EXERCISE INSTRUCTIONS> Reproduce every entry below precisely. Pictures are excluded from the copy.

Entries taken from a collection
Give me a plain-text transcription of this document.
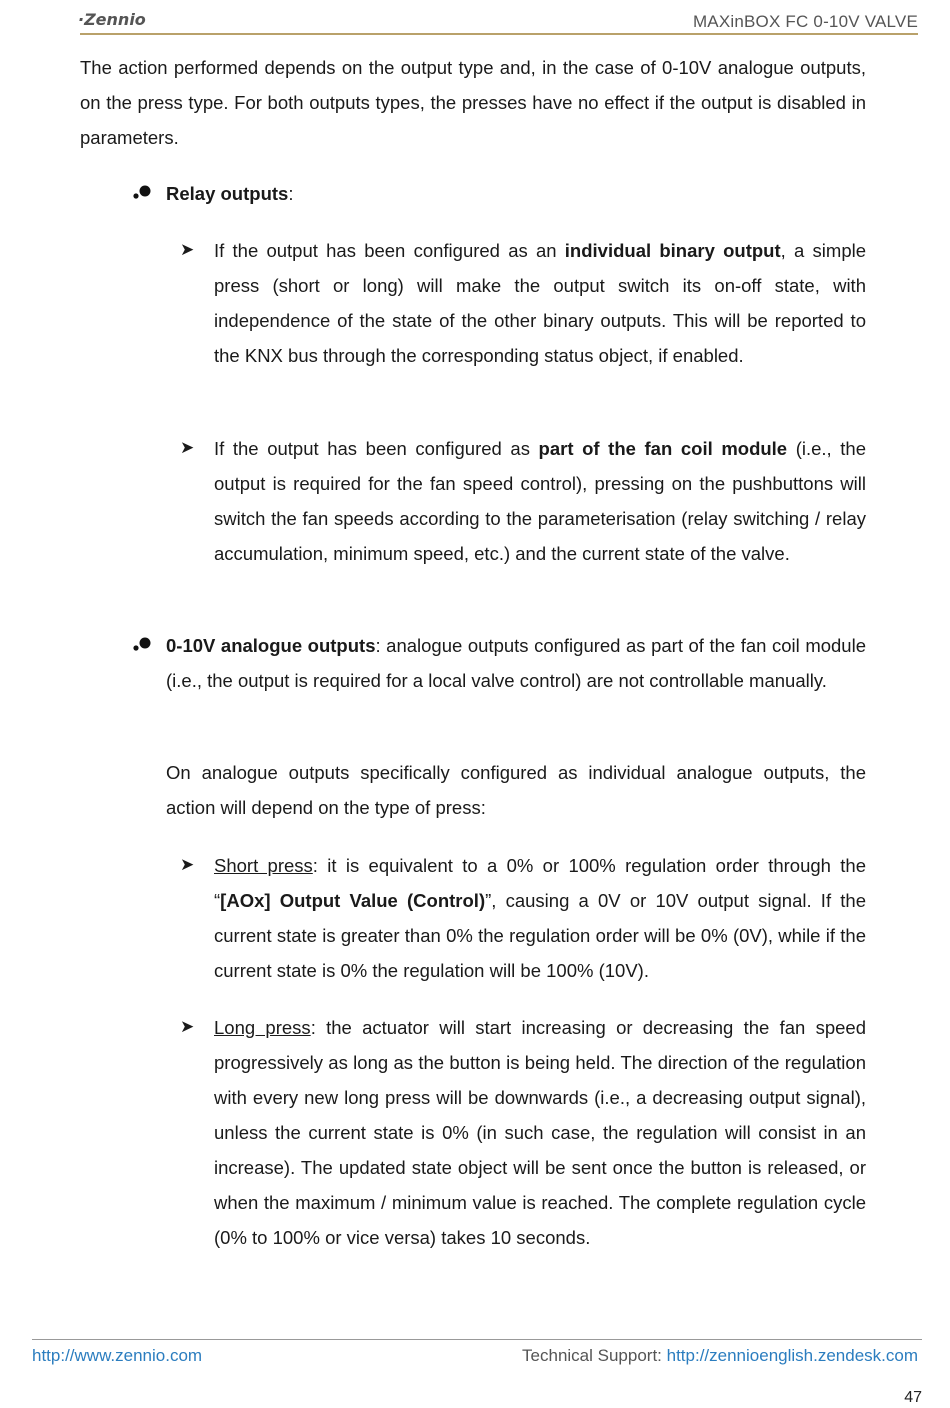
·Zennio	MAXinBOX FC 0-10V VALVE

The action performed depends on the output type and, in the case of 0-10V analogue outputs, on the press type. For both outputs types, the presses have no effect if the output is disabled in parameters.

Relay outputs:

➤ If the output has been configured as an individual binary output, a simple press (short or long) will make the output switch its on-off state, with independence of the state of the other binary outputs. This will be reported to the KNX bus through the corresponding status object, if enabled.

➤ If the output has been configured as part of the fan coil module (i.e., the output is required for the fan speed control), pressing on the pushbuttons will switch the fan speeds according to the parameterisation (relay switching / relay accumulation, minimum speed, etc.) and the current state of the valve.

0-10V analogue outputs: analogue outputs configured as part of the fan coil module (i.e., the output is required for a local valve control) are not controllable manually.

On analogue outputs specifically configured as individual analogue outputs, the action will depend on the type of press:

➤ Short press: it is equivalent to a 0% or 100% regulation order through the “[AOx] Output Value (Control)”, causing a 0V or 10V output signal. If the current state is greater than 0% the regulation order will be 0% (0V), while if the current state is 0% the regulation will be 100% (10V).

➤ Long press: the actuator will start increasing or decreasing the fan speed progressively as long as the button is being held. The direction of the regulation with every new long press will be downwards (i.e., a decreasing output signal), unless the current state is 0% (in such case, the regulation will consist in an increase). The updated state object will be sent once the button is released, or when the maximum / minimum value is reached. The complete regulation cycle (0% to 100% or vice versa) takes 10 seconds.

http://www.zennio.com	Technical Support: http://zennioenglish.zendesk.com
47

RESULT FOR THIS EXERCISE>
Give me a plain-text transcription of this document.
·Zennio	MAXinBOX FC 0-10V VALVE

The action performed depends on the output type and, in the case of 0-10V analogue outputs, on the press type. For both outputs types, the presses have no effect if the output is disabled in parameters.

Relay outputs:

➤ If the output has been configured as an individual binary output, a simple press (short or long) will make the output switch its on-off state, with independence of the state of the other binary outputs. This will be reported to the KNX bus through the corresponding status object, if enabled.

➤ If the output has been configured as part of the fan coil module (i.e., the output is required for the fan speed control), pressing on the pushbuttons will switch the fan speeds according to the parameterisation (relay switching / relay accumulation, minimum speed, etc.) and the current state of the valve.

0-10V analogue outputs: analogue outputs configured as part of the fan coil module (i.e., the output is required for a local valve control) are not controllable manually.

On analogue outputs specifically configured as individual analogue outputs, the action will depend on the type of press:

➤ Short press: it is equivalent to a 0% or 100% regulation order through the “[AOx] Output Value (Control)”, causing a 0V or 10V output signal. If the current state is greater than 0% the regulation order will be 0% (0V), while if the current state is 0% the regulation will be 100% (10V).

➤ Long press: the actuator will start increasing or decreasing the fan speed progressively as long as the button is being held. The direction of the regulation with every new long press will be downwards (i.e., a decreasing output signal), unless the current state is 0% (in such case, the regulation will consist in an increase). The updated state object will be sent once the button is released, or when the maximum / minimum value is reached. The complete regulation cycle (0% to 100% or vice versa) takes 10 seconds.

http://www.zennio.com	Technical Support: http://zennioenglish.zendesk.com
47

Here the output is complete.